§ **Given instruction**
Pick out each line in these entries that contains the string "ἔχει".

§ **Dataset items**
━━━━━━━━━━━━━━━━

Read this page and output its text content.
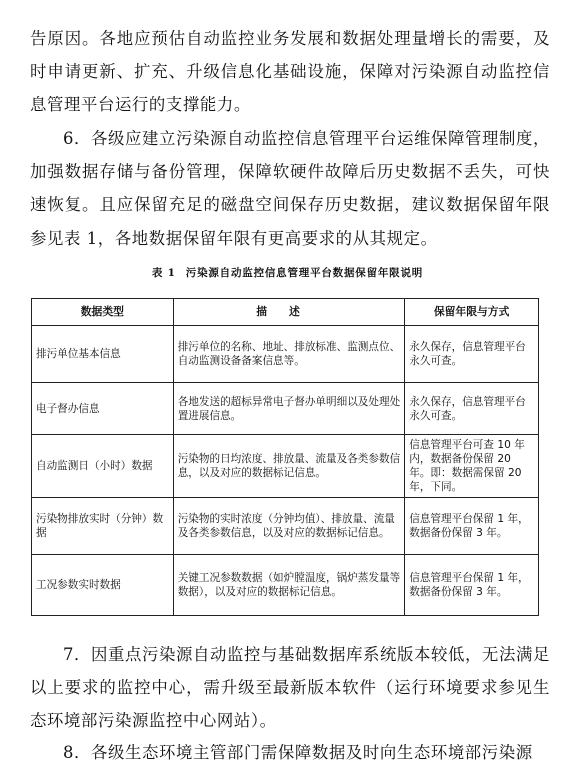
告原因。各地应预估自动监控业务发展和数据处理量增长的需要，及时申请更新、扩充、升级信息化基础设施，保障对污染源自动监控信息管理平台运行的支撑能力。

6．各级应建立污染源自动监控信息管理平台运维保障管理制度，加强数据存储与备份管理，保障软硬件故障后历史数据不丢失，可快速恢复。且应保留充足的磁盘空间保存历史数据，建议数据保留年限参见表 1，各地数据保留年限有更高要求的从其规定。

表 1 污染源自动监控信息管理平台数据保留年限说明

数据类型	描述	保留年限与方式
排污单位基本信息	排污单位的名称、地址、排放标准、监测点位、自动监测设备备案信息等。	永久保存，信息管理平台永久可查。
电子督办信息	各地发送的超标异常电子督办单明细以及处理处置进展信息。	永久保存，信息管理平台永久可查。
自动监测日（小时）数据	污染物的日均浓度、排放量、流量及各类参数信息，以及对应的数据标记信息。	信息管理平台可查 10 年内，数据备份保留 20 年。即：数据需保留 20 年，下同。
污染物排放实时（分钟）数据	污染物的实时浓度（分钟均值）、排放量、流量及各类参数信息，以及对应的数据标记信息。	信息管理平台保留 1 年，数据备份保留 3 年。
工况参数实时数据	关键工况参数数据（如炉膛温度，锅炉蒸发量等数据），以及对应的数据标记信息。	信息管理平台保留 1 年，数据备份保留 3 年。

7．因重点污染源自动监控与基础数据库系统版本较低，无法满足以上要求的监控中心，需升级至最新版本软件（运行环境要求参见生态环境部污染源监控中心网站）。

8．各级生态环境主管部门需保障数据及时向生态环境部污染源
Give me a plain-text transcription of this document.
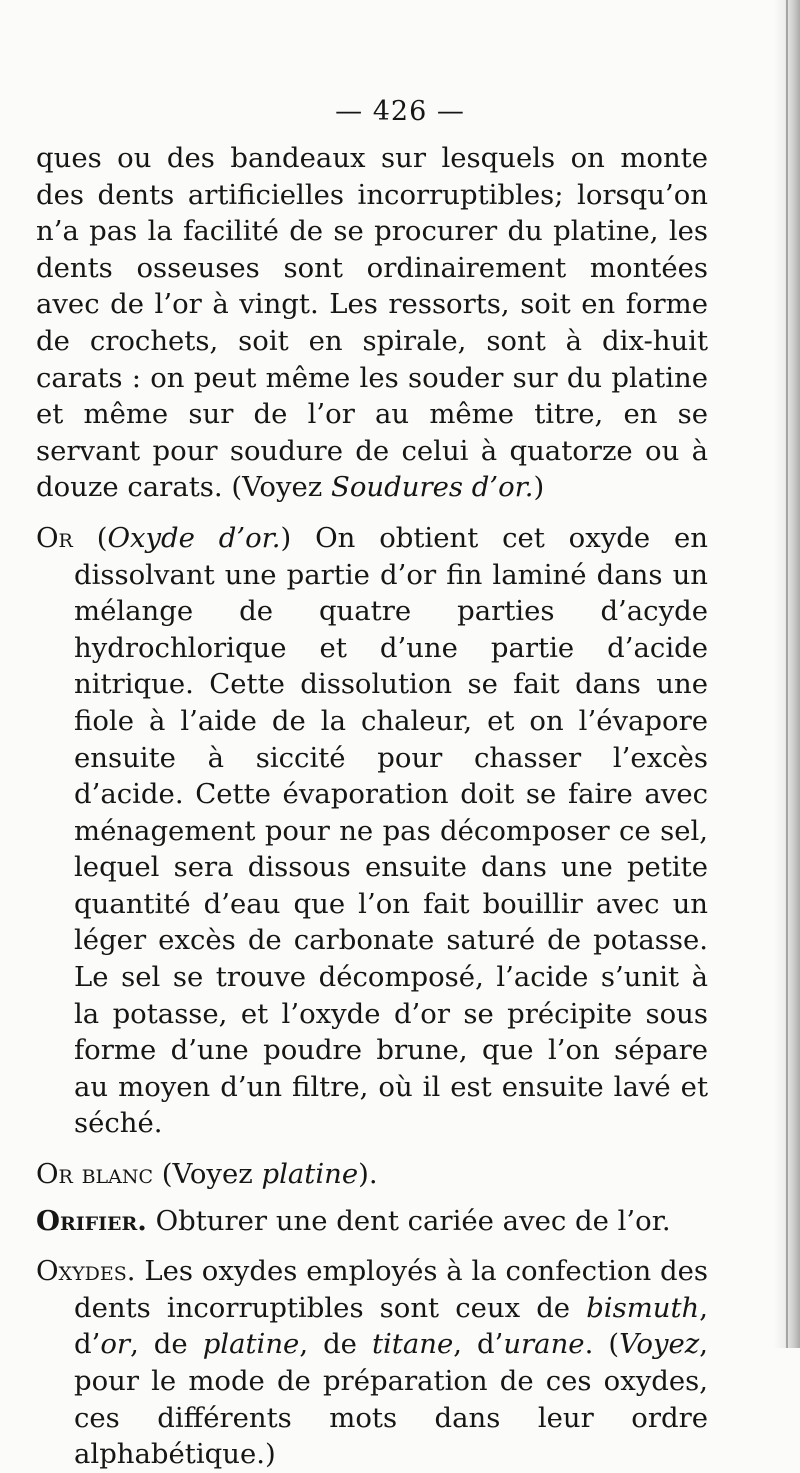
— 426 —

ques ou des bandeaux sur lesquels on monte des dents artificielles incorruptibles; lorsqu’on n’a pas la facilité de se procurer du platine, les dents osseuses sont ordinairement montées avec de l’or à vingt. Les ressorts, soit en forme de crochets, soit en spirale, sont à dix-huit carats : on peut même les souder sur du platine et même sur de l’or au même titre, en se servant pour soudure de celui à quatorze ou à douze carats. (Voyez Soudures d’or.)

Or (Oxyde d’or.) On obtient cet oxyde en dissolvant une partie d’or fin laminé dans un mélange de quatre parties d’acyde hydrochlorique et d’une partie d’acide nitrique. Cette dissolution se fait dans une fiole à l’aide de la chaleur, et on l’évapore ensuite à siccité pour chasser l’excès d’acide. Cette évaporation doit se faire avec ménagement pour ne pas décomposer ce sel, lequel sera dissous ensuite dans une petite quantité d’eau que l’on fait bouillir avec un léger excès de carbonate saturé de potasse. Le sel se trouve décomposé, l’acide s’unit à la potasse, et l’oxyde d’or se précipite sous forme d’une poudre brune, que l’on sépare au moyen d’un filtre, où il est ensuite lavé et séché.

Or blanc (Voyez platine).

Orifier. Obturer une dent cariée avec de l’or.

Oxydes. Les oxydes employés à la confection des dents incorruptibles sont ceux de bismuth, d’or, de platine, de titane, d’urane. (Voyez, pour le mode de préparation de ces oxydes, ces différents mots dans leur ordre alphabétique.)
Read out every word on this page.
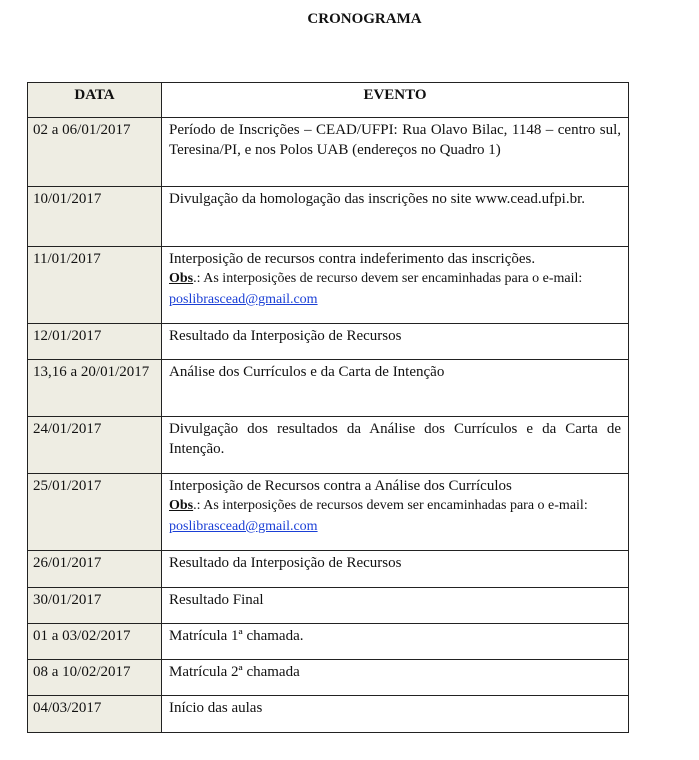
CRONOGRAMA
DATA	EVENTO
02 a 06/01/2017	Período de Inscrições – CEAD/UFPI: Rua Olavo Bilac, 1148 – centro sul, Teresina/PI, e nos Polos UAB (endereços no Quadro 1)
10/01/2017	Divulgação da homologação das inscrições no site www.cead.ufpi.br.
11/01/2017	Interposição de recursos contra indeferimento das inscrições.
Obs.: As interposições de recurso devem ser encaminhadas para o e-mail:
poslibrascead@gmail.com
12/01/2017	Resultado da Interposição de Recursos
13,16 a 20/01/2017	Análise dos Currículos e da Carta de Intenção
24/01/2017	Divulgação dos resultados da Análise dos Currículos e da Carta de Intenção.
25/01/2017	Interposição de Recursos contra a Análise dos Currículos
Obs.: As interposições de recursos devem ser encaminhadas para o e-mail:
poslibrascead@gmail.com
26/01/2017	Resultado da Interposição de Recursos
30/01/2017	Resultado Final
01 a 03/02/2017	Matrícula 1ª chamada.
08 a 10/02/2017	Matrícula 2ª chamada
04/03/2017	Início das aulas
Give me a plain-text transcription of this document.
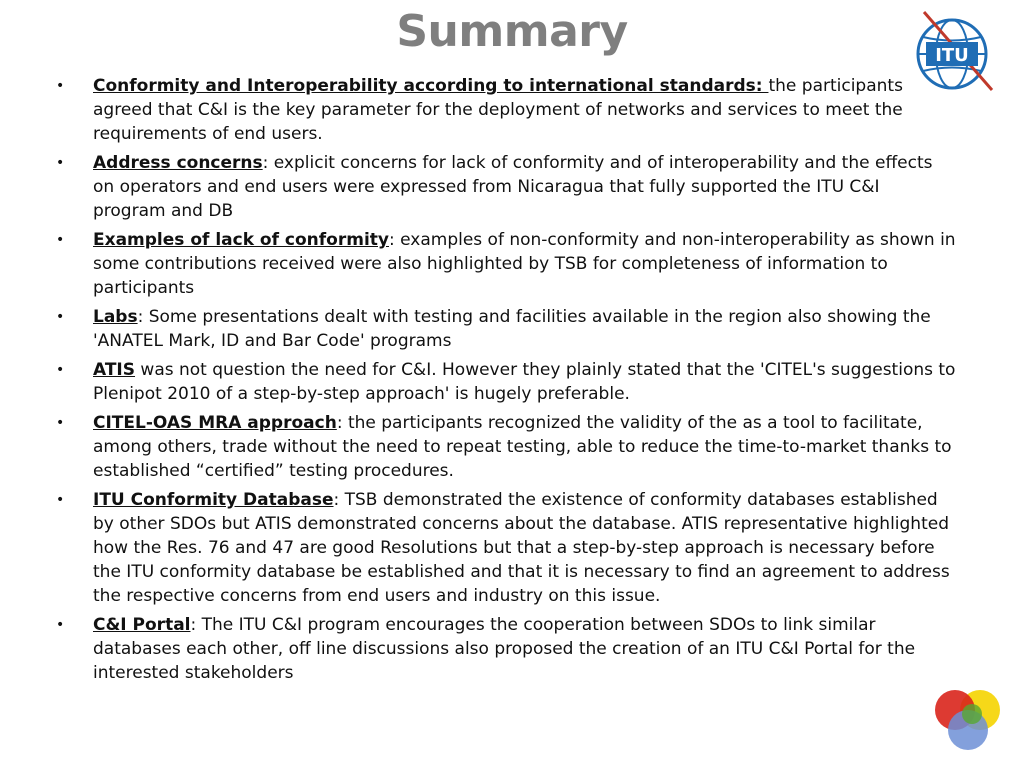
Summary	ITU
• Conformity and Interoperability according to international standards: the participants agreed that C&I is the key parameter for the deployment of networks and services to meet the requirements of end users.
• Address concerns: explicit concerns for lack of conformity and of interoperability and the effects on operators and end users were expressed from Nicaragua that fully supported the ITU C&I program and DB
• Examples of lack of conformity: examples of non-conformity and non-interoperability as shown in some contributions received were also highlighted by TSB for completeness of information to participants
• Labs: Some presentations dealt with testing and facilities available in the region also showing the 'ANATEL Mark, ID and Bar Code' programs
• ATIS was not question the need for C&I. However they plainly stated that the 'CITEL's suggestions to Plenipot 2010 of a step-by-step approach' is hugely preferable.
• CITEL-OAS MRA approach: the participants recognized the validity of the as a tool to facilitate, among others, trade without the need to repeat testing, able to reduce the time-to-market thanks to established “certified” testing procedures.
• ITU Conformity Database: TSB demonstrated the existence of conformity databases established by other SDOs but ATIS demonstrated concerns about the database. ATIS representative highlighted how the Res. 76 and 47 are good Resolutions but that a step-by-step approach is necessary before the ITU conformity database be established and that it is necessary to find an agreement to address the respective concerns from end users and industry on this issue.
• C&I Portal: The ITU C&I program encourages the cooperation between SDOs to link similar databases each other, off line discussions also proposed the creation of an ITU C&I Portal for the interested stakeholders
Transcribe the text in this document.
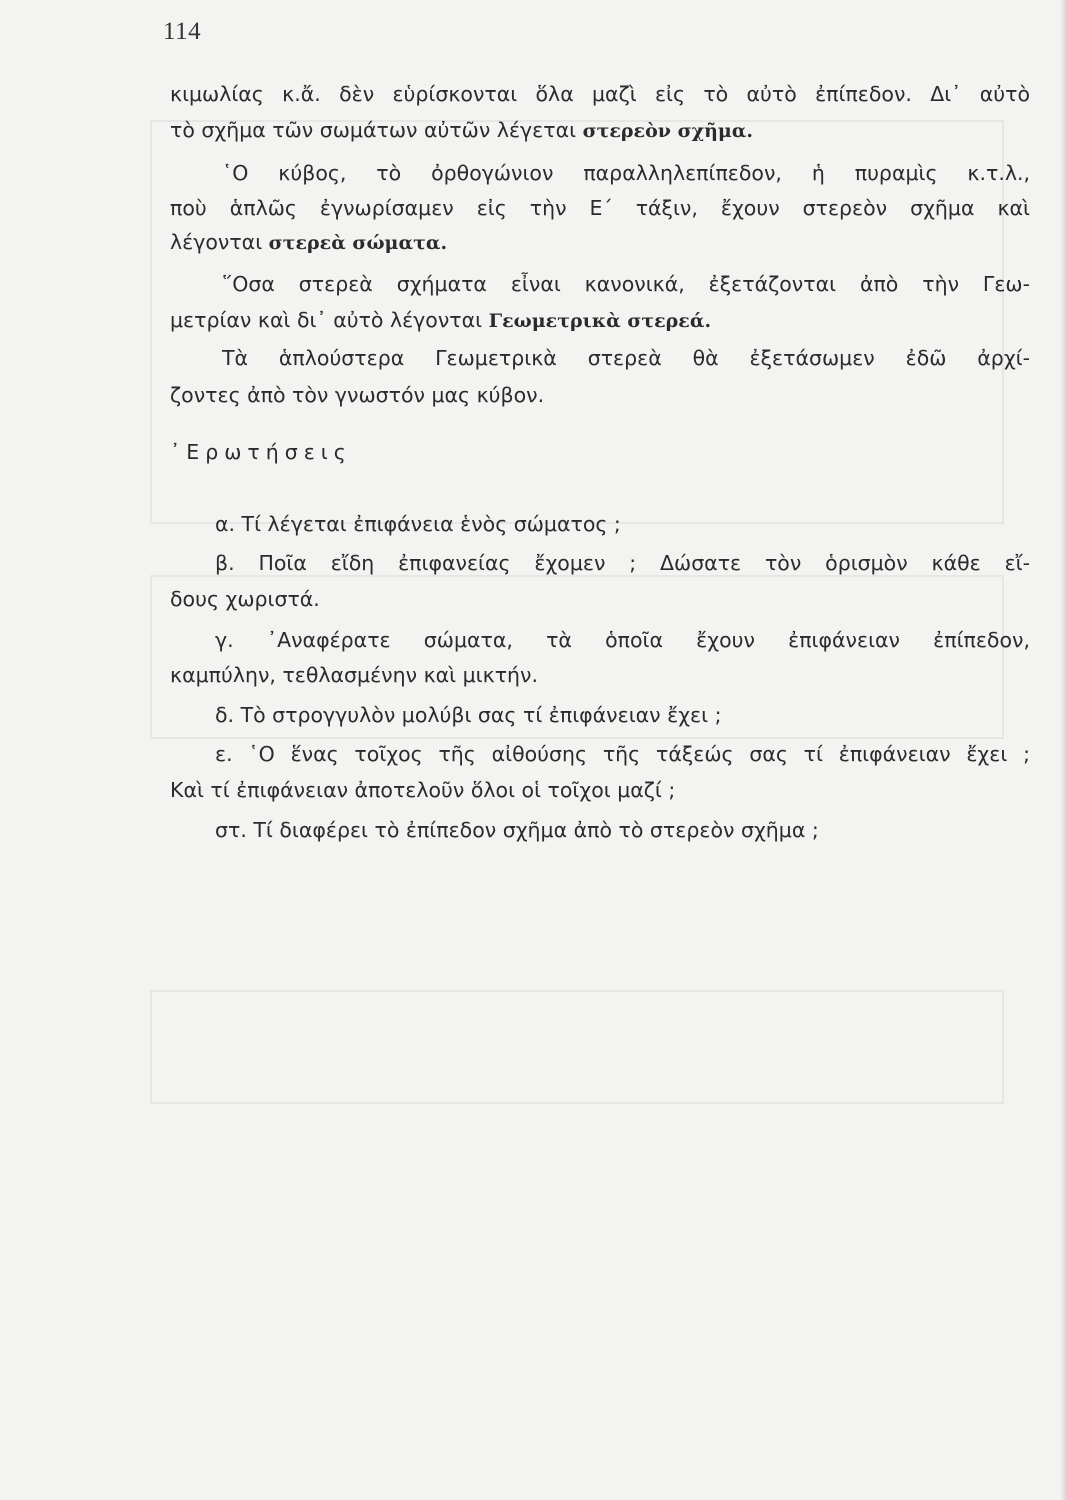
114
κιμωλίας κ.ἄ. δὲν εὑρίσκονται ὅλα μαζὶ εἰς τὸ αὐτὸ ἐπίπεδον. Δι᾽ αὐτὸ
τὸ σχῆμα τῶν σωμάτων αὐτῶν λέγεται στερεὸν σχῆμα.
῾Ο κύβος, τὸ ὀρθογώνιον παραλληλεπίπεδον, ἡ πυραμὶς κ.τ.λ.,
ποὺ ἁπλῶς ἐγνωρίσαμεν εἰς τὴν Ε΄ τάξιν, ἔχουν στερεὸν σχῆμα καὶ
λέγονται στερεὰ σώματα.
῞Οσα στερεὰ σχήματα εἶναι κανονικά, ἐξετάζονται ἀπὸ τὴν Γεω-
μετρίαν καὶ δι᾽ αὐτὸ λέγονται Γεωμετρικὰ στερεά.
Τὰ ἁπλούστερα Γεωμετρικὰ στερεὰ θὰ ἐξετάσωμεν ἐδῶ ἀρχί-
ζοντες ἀπὸ τὸν γνωστόν μας κύβον.
᾽Ερωτήσεις
α. Τί λέγεται ἐπιφάνεια ἑνὸς σώματος ;
β. Ποῖα εἴδη ἐπιφανείας ἔχομεν ; Δώσατε τὸν ὁρισμὸν κάθε εἴ-
δους χωριστά.
γ. ᾽Αναφέρατε σώματα, τὰ ὁποῖα ἔχουν ἐπιφάνειαν ἐπίπεδον,
καμπύλην, τεθλασμένην καὶ μικτήν.
δ. Τὸ στρογγυλὸν μολύβι σας τί ἐπιφάνειαν ἔχει ;
ε. ῾Ο ἕνας τοῖχος τῆς αἰθούσης τῆς τάξεώς σας τί ἐπιφάνειαν ἔχει ;
Καὶ τί ἐπιφάνειαν ἀποτελοῦν ὅλοι οἱ τοῖχοι μαζί ;
στ. Τί διαφέρει τὸ ἐπίπεδον σχῆμα ἀπὸ τὸ στερεὸν σχῆμα ;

━━━━━━━━━━━━━━━━

§ **Expected answer**
δ. Τὸ στρογγυλὸν μολύβι σας τί ἐπιφάνειαν ἔχει ;
ε. ῾Ο ἕνας τοῖχος τῆς αἰθούσης τῆς τάξεώς σας τί ἐπιφάνειαν ἔχει ;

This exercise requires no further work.